#### Task prompt
Without altering anything, output the material below.

[Rows from a dataset]
--- START ---

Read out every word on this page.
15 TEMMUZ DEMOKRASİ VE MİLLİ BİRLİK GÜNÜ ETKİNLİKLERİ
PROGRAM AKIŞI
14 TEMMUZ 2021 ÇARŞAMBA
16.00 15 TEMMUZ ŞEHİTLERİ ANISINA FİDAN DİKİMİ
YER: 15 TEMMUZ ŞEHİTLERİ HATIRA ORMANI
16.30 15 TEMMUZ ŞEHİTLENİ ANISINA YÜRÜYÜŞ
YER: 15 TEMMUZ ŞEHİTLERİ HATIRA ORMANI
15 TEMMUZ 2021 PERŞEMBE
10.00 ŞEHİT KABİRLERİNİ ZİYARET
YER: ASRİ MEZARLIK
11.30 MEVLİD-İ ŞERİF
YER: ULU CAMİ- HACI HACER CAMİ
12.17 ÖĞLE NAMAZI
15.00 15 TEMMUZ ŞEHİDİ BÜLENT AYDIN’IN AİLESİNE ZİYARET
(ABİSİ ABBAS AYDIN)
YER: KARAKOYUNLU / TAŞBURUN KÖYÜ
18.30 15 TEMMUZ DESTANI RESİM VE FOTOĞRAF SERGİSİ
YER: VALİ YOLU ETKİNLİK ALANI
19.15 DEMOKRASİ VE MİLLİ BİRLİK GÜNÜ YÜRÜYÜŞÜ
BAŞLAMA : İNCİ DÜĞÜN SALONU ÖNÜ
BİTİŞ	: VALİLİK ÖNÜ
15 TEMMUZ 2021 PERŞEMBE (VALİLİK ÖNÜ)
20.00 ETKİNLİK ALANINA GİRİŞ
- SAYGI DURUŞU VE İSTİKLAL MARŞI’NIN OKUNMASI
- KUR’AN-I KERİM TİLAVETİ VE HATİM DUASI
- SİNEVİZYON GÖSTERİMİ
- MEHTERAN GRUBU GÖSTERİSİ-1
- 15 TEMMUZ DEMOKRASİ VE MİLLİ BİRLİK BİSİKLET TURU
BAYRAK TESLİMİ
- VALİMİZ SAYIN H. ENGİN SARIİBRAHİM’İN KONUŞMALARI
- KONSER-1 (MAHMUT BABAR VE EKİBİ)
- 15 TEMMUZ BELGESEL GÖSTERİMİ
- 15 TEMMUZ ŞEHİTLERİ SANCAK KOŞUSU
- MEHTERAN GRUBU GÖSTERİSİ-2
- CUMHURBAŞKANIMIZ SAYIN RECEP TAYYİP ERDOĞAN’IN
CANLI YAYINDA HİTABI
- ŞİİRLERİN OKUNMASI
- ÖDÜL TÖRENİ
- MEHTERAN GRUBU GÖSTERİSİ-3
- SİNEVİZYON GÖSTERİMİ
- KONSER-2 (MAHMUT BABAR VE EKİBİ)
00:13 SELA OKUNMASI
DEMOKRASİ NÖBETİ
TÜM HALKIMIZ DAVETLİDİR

--- END ---

#### Written solution
Read out every word on this page.
15 TEMMUZ DEMOKRASİ VE MİLLİ BİRLİK GÜNÜ ETKİNLİKLERİ
PROGRAM AKIŞI
14 TEMMUZ 2021 ÇARŞAMBA
16.00 15 TEMMUZ ŞEHİTLERİ ANISINA FİDAN DİKİMİ
YER: 15 TEMMUZ ŞEHİTLERİ HATIRA ORMANI
16.30 15 TEMMUZ ŞEHİTLENİ ANISINA YÜRÜYÜŞ
YER: 15 TEMMUZ ŞEHİTLERİ HATIRA ORMANI
15 TEMMUZ 2021 PERŞEMBE
10.00 ŞEHİT KABİRLERİNİ ZİYARET
YER: ASRİ MEZARLIK
11.30 MEVLİD-İ ŞERİF
YER: ULU CAMİ- HACI HACER CAMİ
12.17 ÖĞLE NAMAZI
15.00 15 TEMMUZ ŞEHİDİ BÜLENT AYDIN’IN AİLESİNE ZİYARET
(ABİSİ ABBAS AYDIN)
YER: KARAKOYUNLU / TAŞBURUN KÖYÜ
18.30 15 TEMMUZ DESTANI RESİM VE FOTOĞRAF SERGİSİ
YER: VALİ YOLU ETKİNLİK ALANI
19.15 DEMOKRASİ VE MİLLİ BİRLİK GÜNÜ YÜRÜYÜŞÜ
BAŞLAMA : İNCİ DÜĞÜN SALONU ÖNÜ
BİTİŞ	: VALİLİK ÖNÜ
15 TEMMUZ 2021 PERŞEMBE (VALİLİK ÖNÜ)
20.00 ETKİNLİK ALANINA GİRİŞ
- SAYGI DURUŞU VE İSTİKLAL MARŞI’NIN OKUNMASI
- KUR’AN-I KERİM TİLAVETİ VE HATİM DUASI
- SİNEVİZYON GÖSTERİMİ
- MEHTERAN GRUBU GÖSTERİSİ-1
- 15 TEMMUZ DEMOKRASİ VE MİLLİ BİRLİK BİSİKLET TURU
BAYRAK TESLİMİ
- VALİMİZ SAYIN H. ENGİN SARIİBRAHİM’İN KONUŞMALARI
- KONSER-1 (MAHMUT BABAR VE EKİBİ)
- 15 TEMMUZ BELGESEL GÖSTERİMİ
- 15 TEMMUZ ŞEHİTLERİ SANCAK KOŞUSU
- MEHTERAN GRUBU GÖSTERİSİ-2
- CUMHURBAŞKANIMIZ SAYIN RECEP TAYYİP ERDOĞAN’IN
CANLI YAYINDA HİTABI
- ŞİİRLERİN OKUNMASI
- ÖDÜL TÖRENİ
- MEHTERAN GRUBU GÖSTERİSİ-3
- SİNEVİZYON GÖSTERİMİ
- KONSER-2 (MAHMUT BABAR VE EKİBİ)
00:13 SELA OKUNMASI
DEMOKRASİ NÖBETİ
TÜM HALKIMIZ DAVETLİDİR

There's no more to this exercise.